The Enlarged Board of Appeal has issued the decision in G1/24 (‘Heated Aerosol’).
The Appeal related to interpreting the claims for the purpose of assessing patentability, and to what extent the description should be used to interpret the claims given the divergent case law in this area.
The questions referred to the Enlarged Board were:
Question 1
Is Article 69(1), second sentence, EPC and Article 1 of the Protocol on the Interpretation of Article 69 EPC to be applied to the interpretation of patent claims when assessing the patentability of an invention under Articles 52 to 57 EPC?
Question 2
May the description and figures be consulted when interpreting the claims to assess patentability and, if so, may this be done generally or only if the person skilled in the art finds a claim to be unclear or ambiguous when read in isolation?
Question 3
May a definition or similar information on a term used in the claims which is explicitly given in the description be disregarded when interpreting the claims to assess patentability and, if so, under what conditions?
The description and drawings shall always be consulted even if the claims are clear
The Board issued a concise answer to questions 1 and 2, firmly rejecting the view that the description and drawings are only needed if the claims are unclear:
The claims are the starting point and the basis for assessing the patentability of an invention under Articles 52 to 57 EPC. The description and drawings shall always be consulted to interpret the claims when assessing the patentability of an invention under Articles 52 to 57 EPC, and not only if the person skilled in the art finds a claim to be unclear or ambiguous when read in isolation. (headnote; emphasis added)
Parties therefore cannot simply disregard the content of the description when interpreting the claims on the basis that the claims are clear on their own.
The Enlarged Board considered question 3 inadmissible, stating that it was encompassed by question 2 and that an answer to question 3 was not needed to reach a decision in the case underlying the present appeal.
No clear legal basis in the EPC, but principles of claim interpretation can be extracted from the case law
The short decision in G1/24 spares much of the discussion on the underlying points of law and case law, instead relying on the referring decision T 0439/22 (see 11 of G1/24). In their discussion of question 1, the Enlarged Board acknowledged that neither Article 69 EPC nor Article 84 EPC provide clear legal basis for assessing the patentability of the claims in view of the description and figures, but instead indicated the legal basis is established through case law (see 9-10 of G1/24).

List of tasks ->
[a] In the G1/24 article, which referring decision does the Enlarged Board rely on instead of discussing the underlying points of law at length?
[b] Pick up the G1/24 article after its final sentence and keep writing.
The data can be set aside for the work on the G1/24 article.

Supplied data ->
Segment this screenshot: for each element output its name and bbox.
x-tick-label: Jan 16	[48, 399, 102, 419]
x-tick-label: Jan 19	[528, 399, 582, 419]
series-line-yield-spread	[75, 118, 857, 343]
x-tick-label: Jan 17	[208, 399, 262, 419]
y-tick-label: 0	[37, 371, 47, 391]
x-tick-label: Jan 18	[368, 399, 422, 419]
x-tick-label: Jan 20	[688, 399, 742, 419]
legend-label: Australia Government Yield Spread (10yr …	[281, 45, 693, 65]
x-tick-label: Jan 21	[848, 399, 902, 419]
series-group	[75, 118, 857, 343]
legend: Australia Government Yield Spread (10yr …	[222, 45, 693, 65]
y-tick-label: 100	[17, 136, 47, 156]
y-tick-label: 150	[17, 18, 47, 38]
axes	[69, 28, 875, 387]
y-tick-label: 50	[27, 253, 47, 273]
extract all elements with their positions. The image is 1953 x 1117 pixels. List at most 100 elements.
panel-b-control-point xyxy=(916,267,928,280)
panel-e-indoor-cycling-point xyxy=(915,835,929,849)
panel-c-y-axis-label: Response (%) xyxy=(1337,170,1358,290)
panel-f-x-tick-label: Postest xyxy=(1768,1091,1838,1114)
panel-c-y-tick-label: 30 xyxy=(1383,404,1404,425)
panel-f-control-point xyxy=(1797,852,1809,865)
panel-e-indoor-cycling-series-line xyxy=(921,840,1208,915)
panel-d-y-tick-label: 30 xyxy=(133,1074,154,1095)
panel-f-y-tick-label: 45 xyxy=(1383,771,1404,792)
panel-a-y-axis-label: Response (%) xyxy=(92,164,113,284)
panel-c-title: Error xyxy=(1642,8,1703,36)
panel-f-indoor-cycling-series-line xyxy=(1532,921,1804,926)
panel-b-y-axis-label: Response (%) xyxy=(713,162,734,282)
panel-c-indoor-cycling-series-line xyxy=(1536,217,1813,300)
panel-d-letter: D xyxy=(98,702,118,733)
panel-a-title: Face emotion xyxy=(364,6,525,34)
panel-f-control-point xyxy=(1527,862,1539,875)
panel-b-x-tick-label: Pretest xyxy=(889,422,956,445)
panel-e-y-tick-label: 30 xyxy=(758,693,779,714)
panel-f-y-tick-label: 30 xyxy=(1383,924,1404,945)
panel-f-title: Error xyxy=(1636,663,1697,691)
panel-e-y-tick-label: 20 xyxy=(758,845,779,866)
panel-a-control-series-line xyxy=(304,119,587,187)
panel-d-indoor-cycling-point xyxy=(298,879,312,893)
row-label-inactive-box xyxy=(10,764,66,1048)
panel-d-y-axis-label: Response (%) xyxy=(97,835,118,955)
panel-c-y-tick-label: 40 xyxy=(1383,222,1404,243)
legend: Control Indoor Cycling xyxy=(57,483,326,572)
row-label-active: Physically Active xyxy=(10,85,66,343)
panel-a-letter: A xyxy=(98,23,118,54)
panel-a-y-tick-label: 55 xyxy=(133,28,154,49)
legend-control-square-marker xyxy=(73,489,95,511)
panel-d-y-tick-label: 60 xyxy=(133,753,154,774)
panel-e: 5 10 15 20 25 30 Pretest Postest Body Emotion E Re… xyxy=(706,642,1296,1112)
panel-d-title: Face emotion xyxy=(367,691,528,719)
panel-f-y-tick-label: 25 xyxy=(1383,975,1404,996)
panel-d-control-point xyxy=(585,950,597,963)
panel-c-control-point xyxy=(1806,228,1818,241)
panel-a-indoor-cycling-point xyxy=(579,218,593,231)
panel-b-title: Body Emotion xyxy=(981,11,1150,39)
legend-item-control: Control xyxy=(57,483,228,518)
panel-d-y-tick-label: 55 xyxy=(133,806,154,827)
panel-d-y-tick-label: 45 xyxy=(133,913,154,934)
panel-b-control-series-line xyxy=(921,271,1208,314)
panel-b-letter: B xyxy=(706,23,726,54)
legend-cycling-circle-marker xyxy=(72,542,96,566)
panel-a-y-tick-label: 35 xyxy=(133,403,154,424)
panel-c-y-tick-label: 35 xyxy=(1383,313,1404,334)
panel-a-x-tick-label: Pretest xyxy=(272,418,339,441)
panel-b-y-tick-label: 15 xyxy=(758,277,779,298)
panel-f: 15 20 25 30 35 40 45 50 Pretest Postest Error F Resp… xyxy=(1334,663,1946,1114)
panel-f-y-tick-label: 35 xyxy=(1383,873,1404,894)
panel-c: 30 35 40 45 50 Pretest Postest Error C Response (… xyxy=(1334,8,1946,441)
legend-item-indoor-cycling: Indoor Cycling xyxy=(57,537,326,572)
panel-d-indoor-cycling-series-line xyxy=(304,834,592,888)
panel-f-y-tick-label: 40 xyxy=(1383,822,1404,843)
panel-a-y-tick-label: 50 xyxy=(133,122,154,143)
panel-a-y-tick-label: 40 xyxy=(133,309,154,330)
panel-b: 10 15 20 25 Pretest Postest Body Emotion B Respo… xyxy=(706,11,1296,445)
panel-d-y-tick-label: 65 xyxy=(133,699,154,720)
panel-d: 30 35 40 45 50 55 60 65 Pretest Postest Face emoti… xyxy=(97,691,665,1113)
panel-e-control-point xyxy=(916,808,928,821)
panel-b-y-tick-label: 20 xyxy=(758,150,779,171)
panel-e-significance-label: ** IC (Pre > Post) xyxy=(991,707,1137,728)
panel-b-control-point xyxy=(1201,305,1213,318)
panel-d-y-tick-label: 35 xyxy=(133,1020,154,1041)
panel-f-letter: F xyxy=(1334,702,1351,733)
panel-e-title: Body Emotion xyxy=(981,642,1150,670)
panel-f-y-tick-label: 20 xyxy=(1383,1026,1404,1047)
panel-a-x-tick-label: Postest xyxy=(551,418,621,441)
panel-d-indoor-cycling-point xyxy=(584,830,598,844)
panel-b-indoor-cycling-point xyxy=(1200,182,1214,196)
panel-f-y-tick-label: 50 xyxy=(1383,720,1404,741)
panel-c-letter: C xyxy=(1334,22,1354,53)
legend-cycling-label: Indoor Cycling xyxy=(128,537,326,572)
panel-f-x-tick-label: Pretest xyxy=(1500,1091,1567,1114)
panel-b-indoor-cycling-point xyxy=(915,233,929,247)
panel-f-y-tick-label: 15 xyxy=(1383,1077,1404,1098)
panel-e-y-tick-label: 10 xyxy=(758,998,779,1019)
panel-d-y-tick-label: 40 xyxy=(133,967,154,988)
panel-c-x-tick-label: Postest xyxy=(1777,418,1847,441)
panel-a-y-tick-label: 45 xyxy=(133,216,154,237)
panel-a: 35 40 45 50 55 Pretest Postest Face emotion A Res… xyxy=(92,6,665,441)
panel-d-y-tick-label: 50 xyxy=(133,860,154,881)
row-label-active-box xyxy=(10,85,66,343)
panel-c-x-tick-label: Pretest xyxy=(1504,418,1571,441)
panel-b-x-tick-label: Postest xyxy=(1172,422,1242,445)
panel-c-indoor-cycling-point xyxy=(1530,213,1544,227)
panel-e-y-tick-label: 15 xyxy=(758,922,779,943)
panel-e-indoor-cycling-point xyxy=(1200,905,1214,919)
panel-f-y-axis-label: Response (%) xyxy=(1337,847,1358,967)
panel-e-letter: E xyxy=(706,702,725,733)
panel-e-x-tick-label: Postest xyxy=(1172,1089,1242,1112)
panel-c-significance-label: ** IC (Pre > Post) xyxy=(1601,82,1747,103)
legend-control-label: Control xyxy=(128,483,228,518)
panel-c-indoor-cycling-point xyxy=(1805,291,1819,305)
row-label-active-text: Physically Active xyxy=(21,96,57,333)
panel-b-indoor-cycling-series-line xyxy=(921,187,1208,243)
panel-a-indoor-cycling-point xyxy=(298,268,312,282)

Answer set ->
[a] T 0439/22

[b]
A stricter approach to description amendments pre-grant?
The Enlarged Board’s decision is interesting when read in the context of the description amendments required to varying degrees by EPO examiners. Despite the “unequivocal” lack of legal basis for requiring description amendments found in T 0056/21 (a decision in which a widely expected referral to the Enlarged Board failed to materialise), we have seen many EPO examiners rejecting that decision as inconsistent with other decisions and pushing for extensive amendments to the description. The decision in G1/24 will no doubt give EPO examiner’s further ammunition for requiring description amendments pre-grant and applicants can likely expect a more stringent implementation of this practice. However, questions remain as to how this decision will impact opposition proceedings.
Harmonisation key to avoid “a most unattractive proposition”
Notably the Enlarged Board’s decision also emphasises the importance of harmonising EPO practice with that of national courts and the UPC, stating that “The Enlarged Board finds it a most unattractive proposition that the EPO deliberately adopt a contrary practice to that of the tribunals that are downstream of its patents”, also referring to the UPC Court of Appeal’s approach in NanoString Technologies v 10x Genomics. This overarching aim was perhaps a key driver behind the Enlarged Board’s decision in G1/24.